Go through the listing below and list every line with "otras".

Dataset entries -
* * * * * * * * *

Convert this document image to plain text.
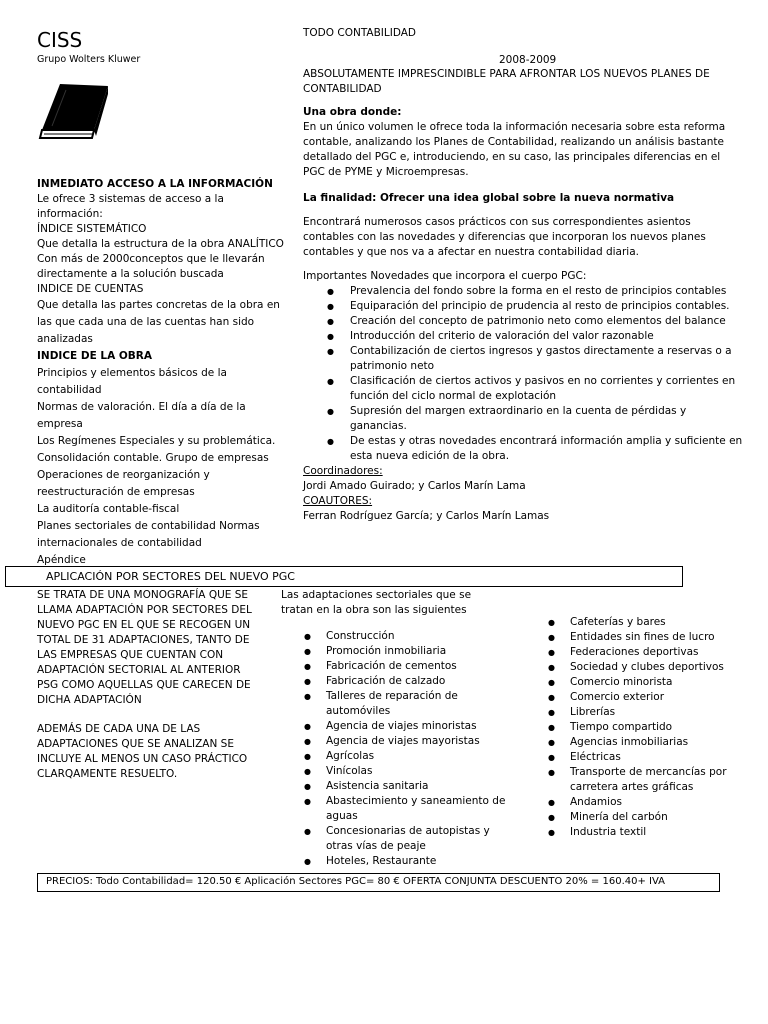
CISS
Grupo Wolters Kluwer
TODO CONTABILIDAD
2008-2009
ABSOLUTAMENTE IMPRESCINDIBLE PARA AFRONTAR LOS NUEVOS PLANES DE CONTABILIDAD

Una obra donde:

En un único volumen le ofrece toda la información necesaria sobre esta reforma contable, analizando los Planes de Contabilidad, realizando un análisis bastante detallado del PGC e, introduciendo, en su caso, las principales diferencias en el PGC de PYME y Microempresas.

La finalidad: Ofrecer una idea global sobre la nueva normativa

Encontrará numerosos casos prácticos con sus correspondientes asientos contables con las novedades y diferencias que incorporan los nuevos planes contables y que nos va a afectar en nuestra contabilidad diaria.

Importantes Novedades que incorpora el cuerpo PGC:

● Prevalencia del fondo sobre la forma en el resto de principios contables
● Equiparación del principio de prudencia al resto de principios contables.
● Creación del concepto de patrimonio neto como elementos del balance
● Introducción del criterio de valoración del valor razonable
● Contabilización de ciertos ingresos y gastos directamente a reservas o a patrimonio neto
● Clasificación de ciertos activos y pasivos en no corrientes y corrientes en función del ciclo normal de explotación
● Supresión del margen extraordinario en la cuenta de pérdidas y ganancias.
● De estas y otras novedades encontrará información amplia y suficiente en esta nueva edición de la obra.

Coordinadores:

Jordi Amado Guirado; y Carlos Marín Lama

COAUTORES:

Ferran Rodríguez García; y Carlos Marín Lamas

INMEDIATO ACCESO A LA INFORMACIÓN

Le ofrece 3 sistemas de acceso a la

información:

ÍNDICE SISTEMÁTICO

Que detalla la estructura de la obra ANALÍTICO

Con más de 2000conceptos que le llevarán

directamente a la solución buscada

INDICE DE CUENTAS

Que detalla las partes concretas de la obra en

las que cada una de las cuentas han sido

analizadas

INDICE DE LA OBRA

Principios y elementos básicos de la

contabilidad

Normas de valoración. El día a día de la

empresa

Los Regímenes Especiales y su problemática.

Consolidación contable. Grupo de empresas

Operaciones de reorganización y

reestructuración de empresas

La auditoría contable-fiscal

Planes sectoriales de contabilidad Normas

internacionales de contabilidad

Apéndice

APLICACIÓN POR SECTORES DEL NUEVO PGC

SE TRATA DE UNA MONOGRAFÍA QUE SE

LLAMA ADAPTACIÓN POR SECTORES DEL

NUEVO PGC EN EL QUE SE RECOGEN UN

TOTAL DE 31 ADAPTACIONES, TANTO DE

LAS EMPRESAS QUE CUENTAN CON

ADAPTACIÓN SECTORIAL AL ANTERIOR

PSG COMO AQUELLAS QUE CARECEN DE

DICHA ADAPTACIÓN

ADEMÁS DE CADA UNA DE LAS

ADAPTACIONES QUE SE ANALIZAN SE

INCLUYE AL MENOS UN CASO PRÁCTICO

CLARQAMENTE RESUELTO.

Las adaptaciones sectoriales que se tratan en la obra son las siguientes
● Construcción
● Promoción inmobiliaria
● Fabricación de cementos
● Fabricación de calzado
● Talleres de reparación de automóviles
● Agencia de viajes minoristas
● Agencia de viajes mayoristas
● Agrícolas
● Vinícolas
● Asistencia sanitaria
● Abastecimiento y saneamiento de aguas
● Concesionarias de autopistas y otras vías de peaje
● Hoteles, Restaurante
● Cafeterías y bares
● Entidades sin fines de lucro
● Federaciones deportivas
● Sociedad y clubes deportivos
● Comercio minorista
● Comercio exterior
● Librerías
● Tiempo compartido
● Agencias inmobiliarias
● Eléctricas
● Transporte de mercancías por carretera artes gráficas
● Andamios
● Minería del carbón
● Industria textil
PRECIOS: Todo Contabilidad= 120.50 € Aplicación Sectores PGC= 80 € OFERTA CONJUNTA DESCUENTO 20% = 160.40+ IVA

* * * * * * * * *

COMPLETE OUTPUT -
● De estas y otras novedades encontrará información amplia y suficiente en esta nueva edición de la obra.
● Concesionarias de autopistas y otras vías de peaje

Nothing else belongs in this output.